• **EXERCISE**
Could you write out every record below exactly, leaving out any pictures?

• **TASK INPUT**
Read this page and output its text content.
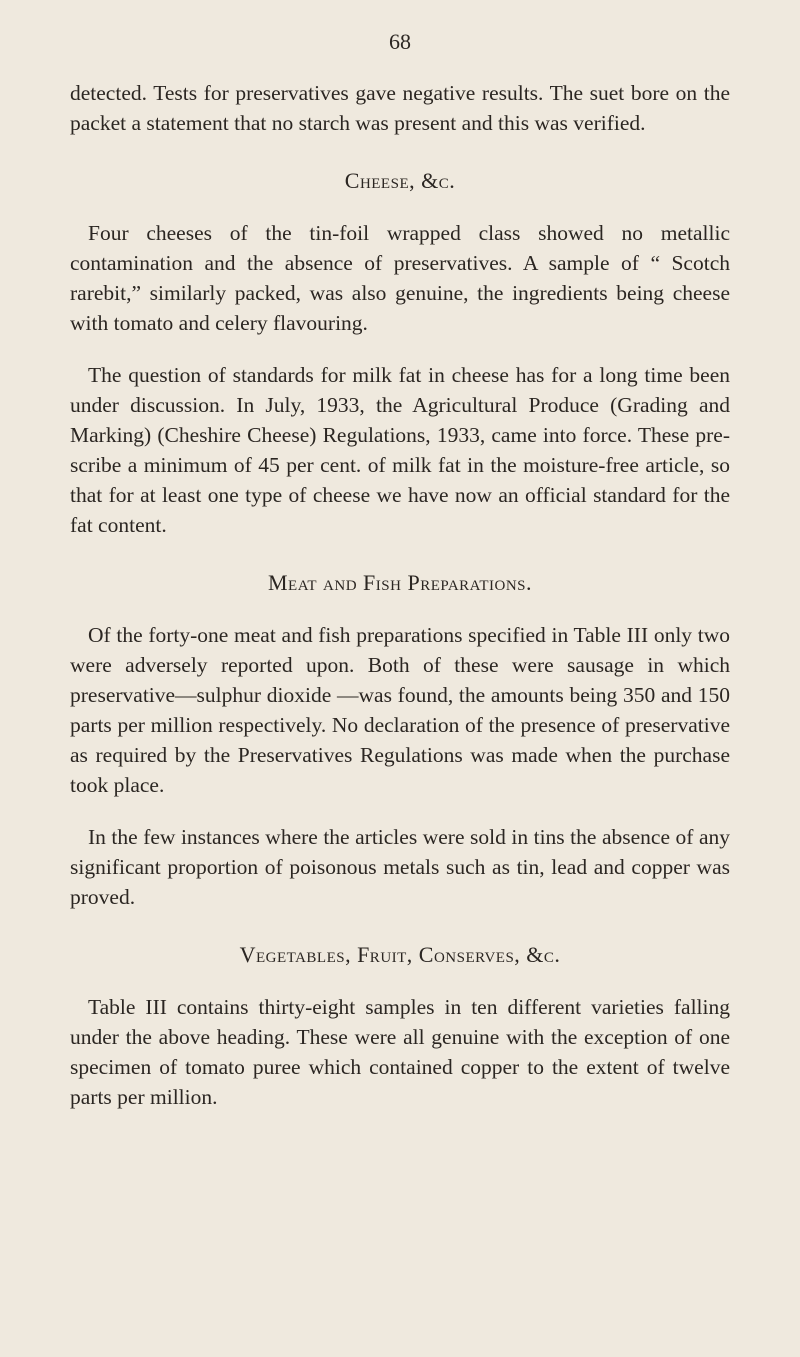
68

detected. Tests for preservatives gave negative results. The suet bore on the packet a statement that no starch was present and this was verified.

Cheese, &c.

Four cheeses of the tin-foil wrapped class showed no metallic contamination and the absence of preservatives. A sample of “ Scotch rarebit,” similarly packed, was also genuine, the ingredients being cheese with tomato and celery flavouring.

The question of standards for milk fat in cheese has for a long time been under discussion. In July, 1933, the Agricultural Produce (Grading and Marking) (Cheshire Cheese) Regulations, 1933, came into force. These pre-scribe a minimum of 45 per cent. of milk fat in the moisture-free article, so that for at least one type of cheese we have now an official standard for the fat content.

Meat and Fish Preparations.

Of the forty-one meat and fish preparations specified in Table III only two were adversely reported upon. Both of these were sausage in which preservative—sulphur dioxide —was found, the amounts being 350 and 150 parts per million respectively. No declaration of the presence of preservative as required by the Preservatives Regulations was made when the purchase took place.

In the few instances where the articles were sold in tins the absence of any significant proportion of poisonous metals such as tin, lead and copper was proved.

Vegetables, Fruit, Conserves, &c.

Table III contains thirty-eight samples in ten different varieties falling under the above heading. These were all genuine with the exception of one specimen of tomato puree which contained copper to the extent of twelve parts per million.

• **EXERCISE OUTPUT**
Read this page and output its text content.
68

detected. Tests for preservatives gave negative results. The suet bore on the packet a statement that no starch was present and this was verified.

Cheese, &c.

Four cheeses of the tin-foil wrapped class showed no metallic contamination and the absence of preservatives. A sample of “ Scotch rarebit,” similarly packed, was also genuine, the ingredients being cheese with tomato and celery flavouring.

The question of standards for milk fat in cheese has for a long time been under discussion. In July, 1933, the Agricultural Produce (Grading and Marking) (Cheshire Cheese) Regulations, 1933, came into force. These pre-scribe a minimum of 45 per cent. of milk fat in the moisture-free article, so that for at least one type of cheese we have now an official standard for the fat content.

Meat and Fish Preparations.

Of the forty-one meat and fish preparations specified in Table III only two were adversely reported upon. Both of these were sausage in which preservative—sulphur dioxide —was found, the amounts being 350 and 150 parts per million respectively. No declaration of the presence of preservative as required by the Preservatives Regulations was made when the purchase took place.

In the few instances where the articles were sold in tins the absence of any significant proportion of poisonous metals such as tin, lead and copper was proved.

Vegetables, Fruit, Conserves, &c.

Table III contains thirty-eight samples in ten different varieties falling under the above heading. These were all genuine with the exception of one specimen of tomato puree which contained copper to the extent of twelve parts per million.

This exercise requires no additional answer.